**PROBLEM DESCRIPTION**
Extract every line of the items below that contains the word "card". Letter case counts.

(Spatial annotation entries)
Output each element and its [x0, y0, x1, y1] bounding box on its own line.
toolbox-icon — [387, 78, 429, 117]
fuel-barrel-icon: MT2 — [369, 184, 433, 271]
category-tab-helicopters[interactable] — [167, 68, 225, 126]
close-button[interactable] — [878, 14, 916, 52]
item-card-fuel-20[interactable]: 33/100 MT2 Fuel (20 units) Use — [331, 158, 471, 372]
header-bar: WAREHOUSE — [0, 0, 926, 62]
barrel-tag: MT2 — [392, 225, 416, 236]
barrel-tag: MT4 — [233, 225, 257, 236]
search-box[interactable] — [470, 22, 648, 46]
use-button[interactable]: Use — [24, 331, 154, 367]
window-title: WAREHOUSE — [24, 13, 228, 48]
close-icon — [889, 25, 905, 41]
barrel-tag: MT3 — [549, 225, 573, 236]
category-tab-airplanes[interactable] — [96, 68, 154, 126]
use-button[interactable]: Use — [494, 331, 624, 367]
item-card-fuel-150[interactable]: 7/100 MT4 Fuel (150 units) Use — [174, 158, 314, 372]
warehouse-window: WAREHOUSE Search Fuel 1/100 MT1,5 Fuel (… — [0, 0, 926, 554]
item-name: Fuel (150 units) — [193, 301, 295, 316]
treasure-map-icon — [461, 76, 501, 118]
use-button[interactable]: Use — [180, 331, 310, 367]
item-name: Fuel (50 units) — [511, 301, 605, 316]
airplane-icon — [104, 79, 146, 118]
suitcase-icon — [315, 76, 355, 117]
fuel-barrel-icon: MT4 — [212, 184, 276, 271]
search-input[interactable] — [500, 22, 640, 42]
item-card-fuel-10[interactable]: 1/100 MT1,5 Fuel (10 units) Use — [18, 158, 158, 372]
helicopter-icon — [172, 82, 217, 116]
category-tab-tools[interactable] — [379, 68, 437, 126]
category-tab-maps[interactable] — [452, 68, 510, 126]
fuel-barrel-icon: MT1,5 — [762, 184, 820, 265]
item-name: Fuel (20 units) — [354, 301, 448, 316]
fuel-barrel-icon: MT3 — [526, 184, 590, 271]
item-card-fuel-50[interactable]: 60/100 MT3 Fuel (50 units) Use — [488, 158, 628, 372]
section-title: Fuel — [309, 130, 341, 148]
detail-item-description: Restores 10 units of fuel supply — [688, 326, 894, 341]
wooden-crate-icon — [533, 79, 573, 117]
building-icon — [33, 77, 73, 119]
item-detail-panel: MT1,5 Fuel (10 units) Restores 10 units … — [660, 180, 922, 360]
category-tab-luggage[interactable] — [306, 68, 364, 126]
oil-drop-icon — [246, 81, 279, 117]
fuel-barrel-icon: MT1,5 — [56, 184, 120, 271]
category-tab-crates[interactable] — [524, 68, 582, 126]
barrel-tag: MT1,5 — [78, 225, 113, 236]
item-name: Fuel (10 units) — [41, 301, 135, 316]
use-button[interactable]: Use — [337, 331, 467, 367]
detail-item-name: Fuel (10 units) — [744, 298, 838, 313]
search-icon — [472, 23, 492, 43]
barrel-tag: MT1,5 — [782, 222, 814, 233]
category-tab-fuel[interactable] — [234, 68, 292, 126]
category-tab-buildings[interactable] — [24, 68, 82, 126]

**SOLUTION TO THE PROBLEM**
item-card-fuel-20[interactable]: 33/100 MT2 Fuel (20 units) Use — [331, 158, 471, 372]
item-card-fuel-150[interactable]: 7/100 MT4 Fuel (150 units) Use — [174, 158, 314, 372]
item-card-fuel-10[interactable]: 1/100 MT1,5 Fuel (10 units) Use — [18, 158, 158, 372]
item-card-fuel-50[interactable]: 60/100 MT3 Fuel (50 units) Use — [488, 158, 628, 372]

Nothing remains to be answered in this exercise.